* [Direction] Reply with one number: the count of lines in the records below that hold "scanners".
* Start Input data *
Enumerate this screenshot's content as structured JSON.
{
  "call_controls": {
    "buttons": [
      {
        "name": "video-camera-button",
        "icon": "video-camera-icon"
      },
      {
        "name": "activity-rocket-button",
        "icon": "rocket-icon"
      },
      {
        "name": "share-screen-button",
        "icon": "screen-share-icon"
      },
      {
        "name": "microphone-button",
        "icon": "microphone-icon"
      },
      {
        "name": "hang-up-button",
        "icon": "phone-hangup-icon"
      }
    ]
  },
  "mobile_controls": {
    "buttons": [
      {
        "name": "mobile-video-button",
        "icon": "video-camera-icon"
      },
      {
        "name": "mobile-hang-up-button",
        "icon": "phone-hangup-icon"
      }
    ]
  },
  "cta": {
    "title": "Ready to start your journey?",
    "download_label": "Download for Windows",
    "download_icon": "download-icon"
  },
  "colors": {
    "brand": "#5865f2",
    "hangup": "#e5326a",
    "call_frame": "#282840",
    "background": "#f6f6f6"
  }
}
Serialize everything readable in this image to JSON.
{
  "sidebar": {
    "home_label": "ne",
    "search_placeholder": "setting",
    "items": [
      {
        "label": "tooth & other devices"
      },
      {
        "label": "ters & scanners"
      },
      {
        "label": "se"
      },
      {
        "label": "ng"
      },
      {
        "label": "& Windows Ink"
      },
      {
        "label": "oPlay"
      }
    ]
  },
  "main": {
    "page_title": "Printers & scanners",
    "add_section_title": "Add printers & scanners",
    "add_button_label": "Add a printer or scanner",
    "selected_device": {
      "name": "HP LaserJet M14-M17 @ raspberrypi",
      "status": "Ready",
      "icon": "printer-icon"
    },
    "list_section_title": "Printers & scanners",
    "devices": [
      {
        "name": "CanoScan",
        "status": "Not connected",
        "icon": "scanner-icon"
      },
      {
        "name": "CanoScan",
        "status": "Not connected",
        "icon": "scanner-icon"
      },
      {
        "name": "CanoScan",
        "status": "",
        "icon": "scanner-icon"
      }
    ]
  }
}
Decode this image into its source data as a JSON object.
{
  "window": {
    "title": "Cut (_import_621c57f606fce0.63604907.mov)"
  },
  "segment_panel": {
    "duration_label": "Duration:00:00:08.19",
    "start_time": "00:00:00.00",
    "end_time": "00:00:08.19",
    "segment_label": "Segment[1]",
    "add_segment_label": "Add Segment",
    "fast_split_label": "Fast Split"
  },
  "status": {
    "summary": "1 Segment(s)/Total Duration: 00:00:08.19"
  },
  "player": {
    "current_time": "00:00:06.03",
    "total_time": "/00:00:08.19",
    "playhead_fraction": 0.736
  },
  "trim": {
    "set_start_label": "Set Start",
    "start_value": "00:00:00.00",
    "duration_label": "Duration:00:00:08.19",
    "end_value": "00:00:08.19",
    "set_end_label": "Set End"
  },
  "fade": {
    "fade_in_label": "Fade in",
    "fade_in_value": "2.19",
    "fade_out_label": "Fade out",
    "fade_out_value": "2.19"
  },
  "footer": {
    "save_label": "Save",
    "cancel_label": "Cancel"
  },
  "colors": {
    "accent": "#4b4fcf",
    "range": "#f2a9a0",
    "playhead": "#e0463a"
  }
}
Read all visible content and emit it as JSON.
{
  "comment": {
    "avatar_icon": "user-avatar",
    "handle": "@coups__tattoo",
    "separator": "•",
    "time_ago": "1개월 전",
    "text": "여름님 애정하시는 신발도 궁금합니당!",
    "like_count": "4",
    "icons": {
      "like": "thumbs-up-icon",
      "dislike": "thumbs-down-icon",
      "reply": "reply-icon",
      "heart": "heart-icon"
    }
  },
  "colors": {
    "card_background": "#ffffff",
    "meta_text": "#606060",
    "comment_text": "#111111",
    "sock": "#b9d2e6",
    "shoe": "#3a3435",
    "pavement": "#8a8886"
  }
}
* End Input data *
* [Task output] 4